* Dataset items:
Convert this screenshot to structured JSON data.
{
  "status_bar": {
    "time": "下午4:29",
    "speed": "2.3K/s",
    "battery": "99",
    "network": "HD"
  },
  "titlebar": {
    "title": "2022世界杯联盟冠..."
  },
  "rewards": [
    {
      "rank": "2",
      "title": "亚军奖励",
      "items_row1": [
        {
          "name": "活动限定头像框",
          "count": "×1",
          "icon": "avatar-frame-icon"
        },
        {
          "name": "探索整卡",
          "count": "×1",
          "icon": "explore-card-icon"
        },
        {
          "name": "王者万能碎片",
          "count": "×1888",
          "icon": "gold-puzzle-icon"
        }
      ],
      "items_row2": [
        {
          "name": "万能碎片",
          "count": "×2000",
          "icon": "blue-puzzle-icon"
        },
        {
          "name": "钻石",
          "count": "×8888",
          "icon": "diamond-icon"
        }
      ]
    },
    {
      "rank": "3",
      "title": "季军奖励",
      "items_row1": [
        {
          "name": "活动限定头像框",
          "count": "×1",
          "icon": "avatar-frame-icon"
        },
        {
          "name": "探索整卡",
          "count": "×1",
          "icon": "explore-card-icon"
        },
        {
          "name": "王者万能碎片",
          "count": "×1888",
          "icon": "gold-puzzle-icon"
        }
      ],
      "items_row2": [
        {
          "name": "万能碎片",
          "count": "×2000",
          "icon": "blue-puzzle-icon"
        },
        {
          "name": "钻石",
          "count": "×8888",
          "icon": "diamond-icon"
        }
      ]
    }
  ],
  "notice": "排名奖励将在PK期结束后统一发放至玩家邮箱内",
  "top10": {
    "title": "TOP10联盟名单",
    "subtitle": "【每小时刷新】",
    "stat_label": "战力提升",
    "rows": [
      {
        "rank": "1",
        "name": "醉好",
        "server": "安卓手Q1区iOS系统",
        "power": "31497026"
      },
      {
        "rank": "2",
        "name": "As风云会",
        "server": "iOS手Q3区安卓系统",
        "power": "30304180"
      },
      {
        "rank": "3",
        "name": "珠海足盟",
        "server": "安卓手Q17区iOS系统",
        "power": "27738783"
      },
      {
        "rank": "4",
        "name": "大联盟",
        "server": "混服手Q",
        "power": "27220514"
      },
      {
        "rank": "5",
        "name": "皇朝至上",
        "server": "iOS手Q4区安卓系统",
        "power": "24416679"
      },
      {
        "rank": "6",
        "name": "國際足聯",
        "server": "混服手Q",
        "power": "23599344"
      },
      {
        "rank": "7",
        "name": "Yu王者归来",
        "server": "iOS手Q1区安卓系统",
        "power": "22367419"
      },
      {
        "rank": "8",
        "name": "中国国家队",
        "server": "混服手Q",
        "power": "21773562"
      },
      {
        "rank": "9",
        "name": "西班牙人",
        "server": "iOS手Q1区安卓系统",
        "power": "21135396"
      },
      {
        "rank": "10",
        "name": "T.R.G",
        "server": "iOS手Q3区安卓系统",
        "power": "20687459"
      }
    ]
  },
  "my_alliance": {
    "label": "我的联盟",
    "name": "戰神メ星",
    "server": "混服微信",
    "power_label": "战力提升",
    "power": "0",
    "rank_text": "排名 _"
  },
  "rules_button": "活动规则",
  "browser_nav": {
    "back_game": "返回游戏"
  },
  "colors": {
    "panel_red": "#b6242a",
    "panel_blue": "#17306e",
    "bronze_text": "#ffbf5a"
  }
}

* The task: Output the lines above verbatim and in full.

* Answer for the task:
Convert this screenshot to structured JSON data.
{
  "status_bar": {
    "time": "下午4:29",
    "speed": "2.3K/s",
    "battery": "99",
    "network": "HD"
  },
  "titlebar": {
    "title": "2022世界杯联盟冠..."
  },
  "rewards": [
    {
      "rank": "2",
      "title": "亚军奖励",
      "items_row1": [
        {
          "name": "活动限定头像框",
          "count": "×1",
          "icon": "avatar-frame-icon"
        },
        {
          "name": "探索整卡",
          "count": "×1",
          "icon": "explore-card-icon"
        },
        {
          "name": "王者万能碎片",
          "count": "×1888",
          "icon": "gold-puzzle-icon"
        }
      ],
      "items_row2": [
        {
          "name": "万能碎片",
          "count": "×2000",
          "icon": "blue-puzzle-icon"
        },
        {
          "name": "钻石",
          "count": "×8888",
          "icon": "diamond-icon"
        }
      ]
    },
    {
      "rank": "3",
      "title": "季军奖励",
      "items_row1": [
        {
          "name": "活动限定头像框",
          "count": "×1",
          "icon": "avatar-frame-icon"
        },
        {
          "name": "探索整卡",
          "count": "×1",
          "icon": "explore-card-icon"
        },
        {
          "name": "王者万能碎片",
          "count": "×1888",
          "icon": "gold-puzzle-icon"
        }
      ],
      "items_row2": [
        {
          "name": "万能碎片",
          "count": "×2000",
          "icon": "blue-puzzle-icon"
        },
        {
          "name": "钻石",
          "count": "×8888",
          "icon": "diamond-icon"
        }
      ]
    }
  ],
  "notice": "排名奖励将在PK期结束后统一发放至玩家邮箱内",
  "top10": {
    "title": "TOP10联盟名单",
    "subtitle": "【每小时刷新】",
    "stat_label": "战力提升",
    "rows": [
      {
        "rank": "1",
        "name": "醉好",
        "server": "安卓手Q1区iOS系统",
        "power": "31497026"
      },
      {
        "rank": "2",
        "name": "As风云会",
        "server": "iOS手Q3区安卓系统",
        "power": "30304180"
      },
      {
        "rank": "3",
        "name": "珠海足盟",
        "server": "安卓手Q17区iOS系统",
        "power": "27738783"
      },
      {
        "rank": "4",
        "name": "大联盟",
        "server": "混服手Q",
        "power": "27220514"
      },
      {
        "rank": "5",
        "name": "皇朝至上",
        "server": "iOS手Q4区安卓系统",
        "power": "24416679"
      },
      {
        "rank": "6",
        "name": "國際足聯",
        "server": "混服手Q",
        "power": "23599344"
      },
      {
        "rank": "7",
        "name": "Yu王者归来",
        "server": "iOS手Q1区安卓系统",
        "power": "22367419"
      },
      {
        "rank": "8",
        "name": "中国国家队",
        "server": "混服手Q",
        "power": "21773562"
      },
      {
        "rank": "9",
        "name": "西班牙人",
        "server": "iOS手Q1区安卓系统",
        "power": "21135396"
      },
      {
        "rank": "10",
        "name": "T.R.G",
        "server": "iOS手Q3区安卓系统",
        "power": "20687459"
      }
    ]
  },
  "my_alliance": {
    "label": "我的联盟",
    "name": "戰神メ星",
    "server": "混服微信",
    "power_label": "战力提升",
    "power": "0",
    "rank_text": "排名 _"
  },
  "rules_button": "活动规则",
  "browser_nav": {
    "back_game": "返回游戏"
  },
  "colors": {
    "panel_red": "#b6242a",
    "panel_blue": "#17306e",
    "bronze_text": "#ffbf5a"
  }
}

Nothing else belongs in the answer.